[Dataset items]
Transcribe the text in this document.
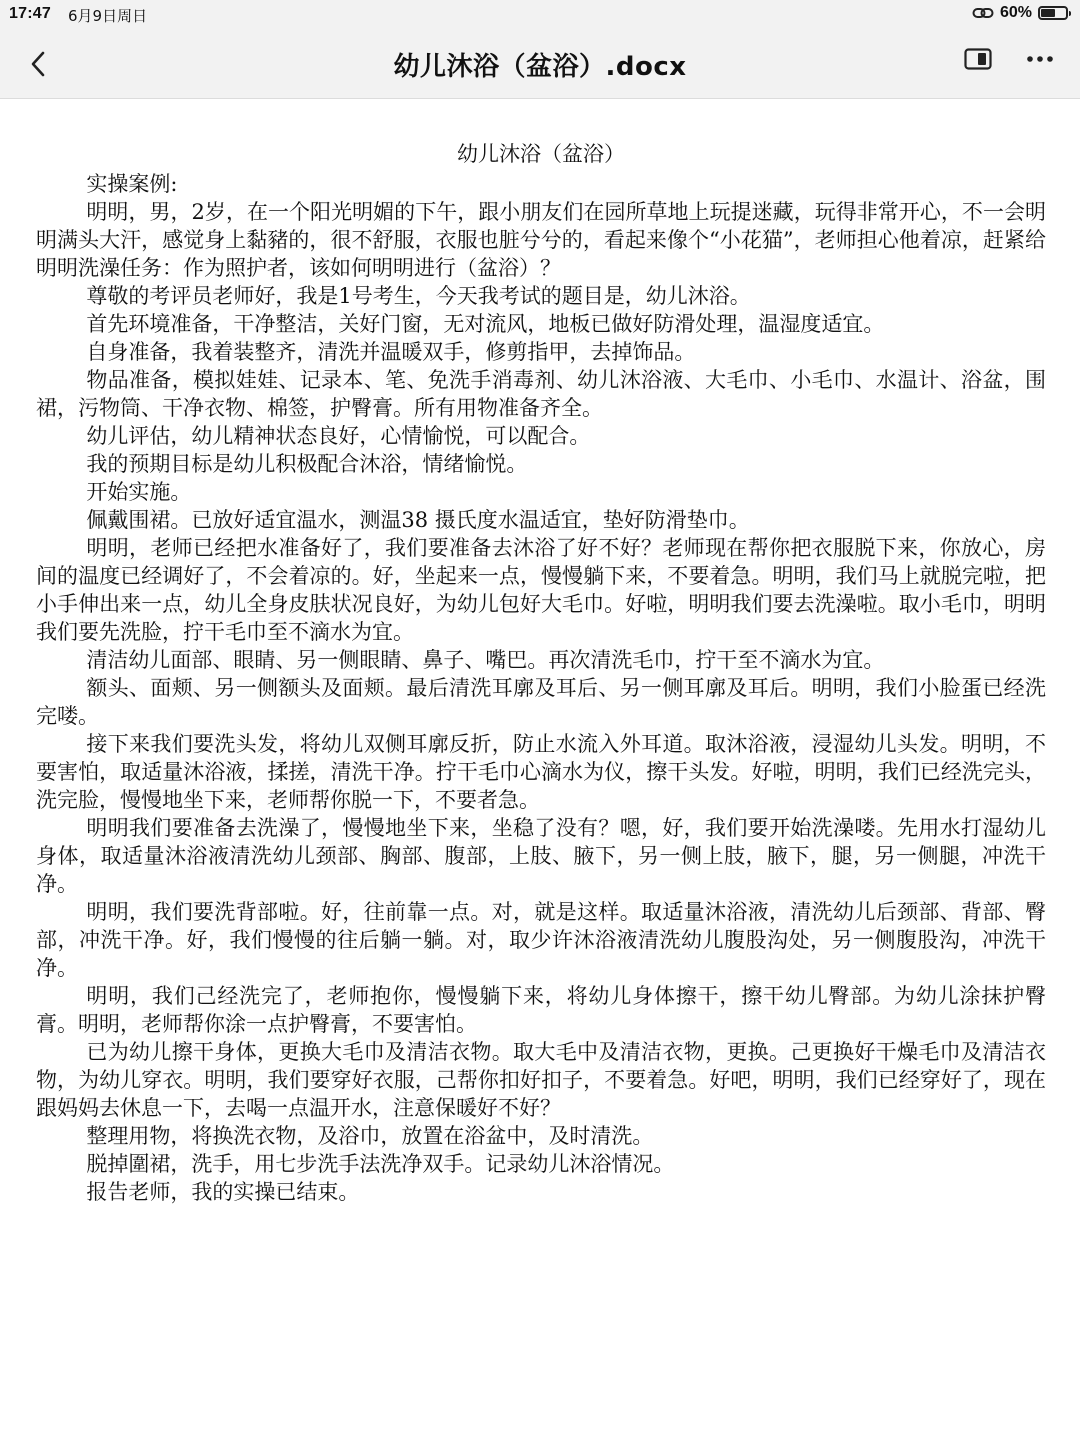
17:47 6月9日周日	60%
幼儿沐浴（盆浴）.docx
幼儿沐浴（盆浴）

实操案例:

明明，男，2岁，在一个阳光明媚的下午，跟小朋友们在园所草地上玩提迷藏，玩得非常开心，不一会明明满头大汗，感觉身上黏豬的，很不舒服，衣服也脏兮兮的，看起来像个“小花猫”，老师担心他着凉，赶紧给明明洗澡任务：作为照护者，该如何明明进行（盆浴）？

尊敬的考评员老师好，我是1号考生，今天我考试的题目是，幼儿沐浴。

首先环境准备，干净整洁，关好门窗，无对流风，地板已做好防滑处理，温湿度适宜。

自身准备，我着装整齐，清洗并温暖双手，修剪指甲，去掉饰品。

物品准备，模拟娃娃、记录本、笔、免洗手消毒剂、幼儿沐浴液、大毛巾、小毛巾、水温计、浴盆，围裙，污物筒、干净衣物、棉签，护臀膏。所有用物准备齐全。

幼儿评估，幼儿精神状态良好，心情愉悦，可以配合。

我的预期目标是幼儿积极配合沐浴，情绪愉悦。

开始实施。

佩戴围裙。已放好适宜温水，测温38 摄氏度水温适宜，垫好防滑垫巾。

明明，老师已经把水准备好了，我们要准备去沐浴了好不好？老师现在帮你把衣服脱下来，你放心，房间的温度已经调好了，不会着凉的。好，坐起来一点，慢慢躺下来，不要着急。明明，我们马上就脱完啦，把小手伸出来一点，幼儿全身皮肤状况良好，为幼儿包好大毛巾。好啦，明明我们要去洗澡啦。取小毛巾，明明我们要先洗脸，拧干毛巾至不滴水为宜。

清洁幼儿面部、眼睛、另一侧眼睛、鼻子、嘴巴。再次清洗毛巾，拧干至不滴水为宜。

额头、面颊、另一侧额头及面颊。最后清洗耳廓及耳后、另一侧耳廓及耳后。明明，我们小脸蛋已经洗完喽。

接下来我们要洗头发，将幼儿双侧耳廓反折，防止水流入外耳道。取沐浴液，浸湿幼儿头发。明明，不要害怕，取适量沐浴液，揉搓，清洗干净。拧干毛巾心滴水为仪，擦干头发。好啦，明明，我们已经洗完头，洗完脸，慢慢地坐下来，老师帮你脱一下，不要者急。

明明我们要准备去洗澡了，慢慢地坐下来，坐稳了没有？嗯，好，我们要开始洗澡喽。先用水打湿幼儿身体，取适量沐浴液清洗幼儿颈部、胸部、腹部，上肢、腋下，另一侧上肢，腋下，腿，另一侧腿，冲洗干净。

明明，我们要洗背部啦。好，往前靠一点。对，就是这样。取适量沐浴液，清洗幼儿后颈部、背部、臀部，冲洗干净。好，我们慢慢的往后躺一躺。对，取少许沐浴液清洗幼儿腹股沟处，另一侧腹股沟，冲洗干净。

明明，我们己经洗完了，老师抱你，慢慢躺下来，将幼儿身体擦干，擦干幼儿臀部。为幼儿涂抹护臀膏。明明，老师帮你涂一点护臀膏，不要害怕。

已为幼儿擦干身体，更换大毛巾及清洁衣物。取大毛中及清洁衣物，更换。己更换好干燥毛巾及清洁衣物，为幼儿穿衣。明明，我们要穿好衣服，己帮你扣好扣子，不要着急。好吧，明明，我们已经穿好了，现在跟妈妈去休息一下，去喝一点温开水，注意保暖好不好？

整理用物，将换洗衣物，及浴巾，放置在浴盆中，及时清洗。

脱掉圍裙，洗手，用七步洗手法洗净双手。记录幼儿沐浴情况。

报告老师，我的实操已结束。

(THE REQUEST) Above are records with pictures; repeat the records exactly and leave the pictures out.

(REPLY)
Transcribe the text in this document.
17:47 6月9日周日	60%
幼儿沐浴（盆浴）.docx
幼儿沐浴（盆浴）

实操案例:

明明，男，2岁，在一个阳光明媚的下午，跟小朋友们在园所草地上玩提迷藏，玩得非常开心，不一会明明满头大汗，感觉身上黏豬的，很不舒服，衣服也脏兮兮的，看起来像个“小花猫”，老师担心他着凉，赶紧给明明洗澡任务：作为照护者，该如何明明进行（盆浴）？

尊敬的考评员老师好，我是1号考生，今天我考试的题目是，幼儿沐浴。

首先环境准备，干净整洁，关好门窗，无对流风，地板已做好防滑处理，温湿度适宜。

自身准备，我着装整齐，清洗并温暖双手，修剪指甲，去掉饰品。

物品准备，模拟娃娃、记录本、笔、免洗手消毒剂、幼儿沐浴液、大毛巾、小毛巾、水温计、浴盆，围裙，污物筒、干净衣物、棉签，护臀膏。所有用物准备齐全。

幼儿评估，幼儿精神状态良好，心情愉悦，可以配合。

我的预期目标是幼儿积极配合沐浴，情绪愉悦。

开始实施。

佩戴围裙。已放好适宜温水，测温38 摄氏度水温适宜，垫好防滑垫巾。

明明，老师已经把水准备好了，我们要准备去沐浴了好不好？老师现在帮你把衣服脱下来，你放心，房间的温度已经调好了，不会着凉的。好，坐起来一点，慢慢躺下来，不要着急。明明，我们马上就脱完啦，把小手伸出来一点，幼儿全身皮肤状况良好，为幼儿包好大毛巾。好啦，明明我们要去洗澡啦。取小毛巾，明明我们要先洗脸，拧干毛巾至不滴水为宜。

清洁幼儿面部、眼睛、另一侧眼睛、鼻子、嘴巴。再次清洗毛巾，拧干至不滴水为宜。

额头、面颊、另一侧额头及面颊。最后清洗耳廓及耳后、另一侧耳廓及耳后。明明，我们小脸蛋已经洗完喽。

接下来我们要洗头发，将幼儿双侧耳廓反折，防止水流入外耳道。取沐浴液，浸湿幼儿头发。明明，不要害怕，取适量沐浴液，揉搓，清洗干净。拧干毛巾心滴水为仪，擦干头发。好啦，明明，我们已经洗完头，洗完脸，慢慢地坐下来，老师帮你脱一下，不要者急。

明明我们要准备去洗澡了，慢慢地坐下来，坐稳了没有？嗯，好，我们要开始洗澡喽。先用水打湿幼儿身体，取适量沐浴液清洗幼儿颈部、胸部、腹部，上肢、腋下，另一侧上肢，腋下，腿，另一侧腿，冲洗干净。

明明，我们要洗背部啦。好，往前靠一点。对，就是这样。取适量沐浴液，清洗幼儿后颈部、背部、臀部，冲洗干净。好，我们慢慢的往后躺一躺。对，取少许沐浴液清洗幼儿腹股沟处，另一侧腹股沟，冲洗干净。

明明，我们己经洗完了，老师抱你，慢慢躺下来，将幼儿身体擦干，擦干幼儿臀部。为幼儿涂抹护臀膏。明明，老师帮你涂一点护臀膏，不要害怕。

已为幼儿擦干身体，更换大毛巾及清洁衣物。取大毛中及清洁衣物，更换。己更换好干燥毛巾及清洁衣物，为幼儿穿衣。明明，我们要穿好衣服，己帮你扣好扣子，不要着急。好吧，明明，我们已经穿好了，现在跟妈妈去休息一下，去喝一点温开水，注意保暖好不好？

整理用物，将换洗衣物，及浴巾，放置在浴盆中，及时清洗。

脱掉圍裙，洗手，用七步洗手法洗净双手。记录幼儿沐浴情况。

报告老师，我的实操已结束。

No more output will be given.